# Extracted entries
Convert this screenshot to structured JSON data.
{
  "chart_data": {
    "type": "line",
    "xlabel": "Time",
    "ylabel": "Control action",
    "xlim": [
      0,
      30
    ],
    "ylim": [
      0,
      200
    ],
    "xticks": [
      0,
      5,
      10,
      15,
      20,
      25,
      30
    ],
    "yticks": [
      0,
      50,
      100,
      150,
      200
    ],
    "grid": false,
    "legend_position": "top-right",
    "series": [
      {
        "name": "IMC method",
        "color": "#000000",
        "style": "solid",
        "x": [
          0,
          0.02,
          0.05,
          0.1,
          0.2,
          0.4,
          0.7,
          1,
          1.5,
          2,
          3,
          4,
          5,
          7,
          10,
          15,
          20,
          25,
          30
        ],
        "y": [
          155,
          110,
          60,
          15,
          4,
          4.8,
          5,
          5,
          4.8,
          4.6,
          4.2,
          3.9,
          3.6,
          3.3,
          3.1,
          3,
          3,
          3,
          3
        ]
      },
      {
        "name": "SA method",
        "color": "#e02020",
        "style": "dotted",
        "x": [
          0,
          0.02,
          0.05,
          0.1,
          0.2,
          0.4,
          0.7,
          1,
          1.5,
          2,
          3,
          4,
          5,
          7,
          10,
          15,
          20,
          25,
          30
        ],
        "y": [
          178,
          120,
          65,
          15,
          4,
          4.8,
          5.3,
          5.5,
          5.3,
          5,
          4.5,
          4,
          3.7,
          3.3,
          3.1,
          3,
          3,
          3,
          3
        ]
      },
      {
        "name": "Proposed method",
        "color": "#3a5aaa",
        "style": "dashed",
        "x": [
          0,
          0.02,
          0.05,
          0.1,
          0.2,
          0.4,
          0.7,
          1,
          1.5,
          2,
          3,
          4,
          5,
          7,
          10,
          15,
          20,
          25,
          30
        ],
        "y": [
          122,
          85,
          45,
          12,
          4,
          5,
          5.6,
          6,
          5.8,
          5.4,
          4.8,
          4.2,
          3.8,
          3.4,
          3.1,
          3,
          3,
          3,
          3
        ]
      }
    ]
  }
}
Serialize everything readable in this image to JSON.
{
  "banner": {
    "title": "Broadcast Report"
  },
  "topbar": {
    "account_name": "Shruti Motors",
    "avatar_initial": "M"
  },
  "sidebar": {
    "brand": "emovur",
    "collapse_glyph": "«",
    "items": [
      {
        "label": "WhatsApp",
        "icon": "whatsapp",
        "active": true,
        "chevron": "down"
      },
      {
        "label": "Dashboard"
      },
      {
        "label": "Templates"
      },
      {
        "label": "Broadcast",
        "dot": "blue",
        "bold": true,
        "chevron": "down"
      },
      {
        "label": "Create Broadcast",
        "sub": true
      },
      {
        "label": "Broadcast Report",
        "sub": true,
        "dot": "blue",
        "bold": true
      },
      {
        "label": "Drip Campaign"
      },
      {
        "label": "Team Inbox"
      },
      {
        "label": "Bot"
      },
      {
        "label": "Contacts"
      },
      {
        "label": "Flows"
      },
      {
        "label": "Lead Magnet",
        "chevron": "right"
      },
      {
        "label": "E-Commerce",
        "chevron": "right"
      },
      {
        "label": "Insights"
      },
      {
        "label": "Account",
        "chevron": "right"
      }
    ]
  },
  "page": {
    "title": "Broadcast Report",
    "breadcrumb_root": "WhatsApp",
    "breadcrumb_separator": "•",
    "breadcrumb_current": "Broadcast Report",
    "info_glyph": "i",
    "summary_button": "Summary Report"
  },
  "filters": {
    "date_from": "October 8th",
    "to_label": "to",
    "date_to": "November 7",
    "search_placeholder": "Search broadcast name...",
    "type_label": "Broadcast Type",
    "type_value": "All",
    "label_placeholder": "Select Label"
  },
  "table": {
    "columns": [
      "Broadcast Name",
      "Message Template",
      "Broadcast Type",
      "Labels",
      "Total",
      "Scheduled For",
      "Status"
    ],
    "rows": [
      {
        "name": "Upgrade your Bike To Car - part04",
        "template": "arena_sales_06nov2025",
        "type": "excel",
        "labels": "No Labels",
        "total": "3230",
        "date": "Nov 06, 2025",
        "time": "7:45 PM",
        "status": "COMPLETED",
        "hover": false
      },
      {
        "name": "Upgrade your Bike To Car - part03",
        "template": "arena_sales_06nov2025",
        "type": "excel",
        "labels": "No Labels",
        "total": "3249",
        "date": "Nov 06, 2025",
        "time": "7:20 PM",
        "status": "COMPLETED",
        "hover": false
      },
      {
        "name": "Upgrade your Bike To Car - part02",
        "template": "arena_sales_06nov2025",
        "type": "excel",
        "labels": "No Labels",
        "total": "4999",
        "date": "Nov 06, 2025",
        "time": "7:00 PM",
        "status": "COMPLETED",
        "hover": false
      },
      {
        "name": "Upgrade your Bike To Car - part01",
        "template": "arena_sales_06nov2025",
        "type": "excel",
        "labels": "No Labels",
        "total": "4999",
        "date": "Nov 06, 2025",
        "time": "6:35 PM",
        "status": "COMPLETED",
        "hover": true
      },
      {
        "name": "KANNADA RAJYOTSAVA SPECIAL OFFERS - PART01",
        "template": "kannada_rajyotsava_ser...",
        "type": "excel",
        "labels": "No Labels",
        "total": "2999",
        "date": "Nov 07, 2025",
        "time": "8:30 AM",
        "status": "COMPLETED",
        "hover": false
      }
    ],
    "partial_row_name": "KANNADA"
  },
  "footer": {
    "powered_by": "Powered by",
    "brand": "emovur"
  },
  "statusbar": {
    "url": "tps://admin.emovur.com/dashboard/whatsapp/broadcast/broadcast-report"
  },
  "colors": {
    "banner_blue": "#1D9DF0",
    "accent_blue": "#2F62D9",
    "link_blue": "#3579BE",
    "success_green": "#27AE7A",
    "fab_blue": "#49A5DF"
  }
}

# What is expected
Retype every record above exactly as it appears.

# Solution to the exercise
Convert this screenshot to structured JSON data.
{
  "chart_data": {
    "type": "line",
    "xlabel": "Time",
    "ylabel": "Control action",
    "xlim": [
      0,
      30
    ],
    "ylim": [
      0,
      200
    ],
    "xticks": [
      0,
      5,
      10,
      15,
      20,
      25,
      30
    ],
    "yticks": [
      0,
      50,
      100,
      150,
      200
    ],
    "grid": false,
    "legend_position": "top-right",
    "series": [
      {
        "name": "IMC method",
        "color": "#000000",
        "style": "solid",
        "x": [
          0,
          0.02,
          0.05,
          0.1,
          0.2,
          0.4,
          0.7,
          1,
          1.5,
          2,
          3,
          4,
          5,
          7,
          10,
          15,
          20,
          25,
          30
        ],
        "y": [
          155,
          110,
          60,
          15,
          4,
          4.8,
          5,
          5,
          4.8,
          4.6,
          4.2,
          3.9,
          3.6,
          3.3,
          3.1,
          3,
          3,
          3,
          3
        ]
      },
      {
        "name": "SA method",
        "color": "#e02020",
        "style": "dotted",
        "x": [
          0,
          0.02,
          0.05,
          0.1,
          0.2,
          0.4,
          0.7,
          1,
          1.5,
          2,
          3,
          4,
          5,
          7,
          10,
          15,
          20,
          25,
          30
        ],
        "y": [
          178,
          120,
          65,
          15,
          4,
          4.8,
          5.3,
          5.5,
          5.3,
          5,
          4.5,
          4,
          3.7,
          3.3,
          3.1,
          3,
          3,
          3,
          3
        ]
      },
      {
        "name": "Proposed method",
        "color": "#3a5aaa",
        "style": "dashed",
        "x": [
          0,
          0.02,
          0.05,
          0.1,
          0.2,
          0.4,
          0.7,
          1,
          1.5,
          2,
          3,
          4,
          5,
          7,
          10,
          15,
          20,
          25,
          30
        ],
        "y": [
          122,
          85,
          45,
          12,
          4,
          5,
          5.6,
          6,
          5.8,
          5.4,
          4.8,
          4.2,
          3.8,
          3.4,
          3.1,
          3,
          3,
          3,
          3
        ]
      }
    ]
  }
}
Serialize everything readable in this image to JSON.
{
  "banner": {
    "title": "Broadcast Report"
  },
  "topbar": {
    "account_name": "Shruti Motors",
    "avatar_initial": "M"
  },
  "sidebar": {
    "brand": "emovur",
    "collapse_glyph": "«",
    "items": [
      {
        "label": "WhatsApp",
        "icon": "whatsapp",
        "active": true,
        "chevron": "down"
      },
      {
        "label": "Dashboard"
      },
      {
        "label": "Templates"
      },
      {
        "label": "Broadcast",
        "dot": "blue",
        "bold": true,
        "chevron": "down"
      },
      {
        "label": "Create Broadcast",
        "sub": true
      },
      {
        "label": "Broadcast Report",
        "sub": true,
        "dot": "blue",
        "bold": true
      },
      {
        "label": "Drip Campaign"
      },
      {
        "label": "Team Inbox"
      },
      {
        "label": "Bot"
      },
      {
        "label": "Contacts"
      },
      {
        "label": "Flows"
      },
      {
        "label": "Lead Magnet",
        "chevron": "right"
      },
      {
        "label": "E-Commerce",
        "chevron": "right"
      },
      {
        "label": "Insights"
      },
      {
        "label": "Account",
        "chevron": "right"
      }
    ]
  },
  "page": {
    "title": "Broadcast Report",
    "breadcrumb_root": "WhatsApp",
    "breadcrumb_separator": "•",
    "breadcrumb_current": "Broadcast Report",
    "info_glyph": "i",
    "summary_button": "Summary Report"
  },
  "filters": {
    "date_from": "October 8th",
    "to_label": "to",
    "date_to": "November 7",
    "search_placeholder": "Search broadcast name...",
    "type_label": "Broadcast Type",
    "type_value": "All",
    "label_placeholder": "Select Label"
  },
  "table": {
    "columns": [
      "Broadcast Name",
      "Message Template",
      "Broadcast Type",
      "Labels",
      "Total",
      "Scheduled For",
      "Status"
    ],
    "rows": [
      {
        "name": "Upgrade your Bike To Car - part04",
        "template": "arena_sales_06nov2025",
        "type": "excel",
        "labels": "No Labels",
        "total": "3230",
        "date": "Nov 06, 2025",
        "time": "7:45 PM",
        "status": "COMPLETED",
        "hover": false
      },
      {
        "name": "Upgrade your Bike To Car - part03",
        "template": "arena_sales_06nov2025",
        "type": "excel",
        "labels": "No Labels",
        "total": "3249",
        "date": "Nov 06, 2025",
        "time": "7:20 PM",
        "status": "COMPLETED",
        "hover": false
      },
      {
        "name": "Upgrade your Bike To Car - part02",
        "template": "arena_sales_06nov2025",
        "type": "excel",
        "labels": "No Labels",
        "total": "4999",
        "date": "Nov 06, 2025",
        "time": "7:00 PM",
        "status": "COMPLETED",
        "hover": false
      },
      {
        "name": "Upgrade your Bike To Car - part01",
        "template": "arena_sales_06nov2025",
        "type": "excel",
        "labels": "No Labels",
        "total": "4999",
        "date": "Nov 06, 2025",
        "time": "6:35 PM",
        "status": "COMPLETED",
        "hover": true
      },
      {
        "name": "KANNADA RAJYOTSAVA SPECIAL OFFERS - PART01",
        "template": "kannada_rajyotsava_ser...",
        "type": "excel",
        "labels": "No Labels",
        "total": "2999",
        "date": "Nov 07, 2025",
        "time": "8:30 AM",
        "status": "COMPLETED",
        "hover": false
      }
    ],
    "partial_row_name": "KANNADA"
  },
  "footer": {
    "powered_by": "Powered by",
    "brand": "emovur"
  },
  "statusbar": {
    "url": "tps://admin.emovur.com/dashboard/whatsapp/broadcast/broadcast-report"
  },
  "colors": {
    "banner_blue": "#1D9DF0",
    "accent_blue": "#2F62D9",
    "link_blue": "#3579BE",
    "success_green": "#27AE7A",
    "fab_blue": "#49A5DF"
  }
}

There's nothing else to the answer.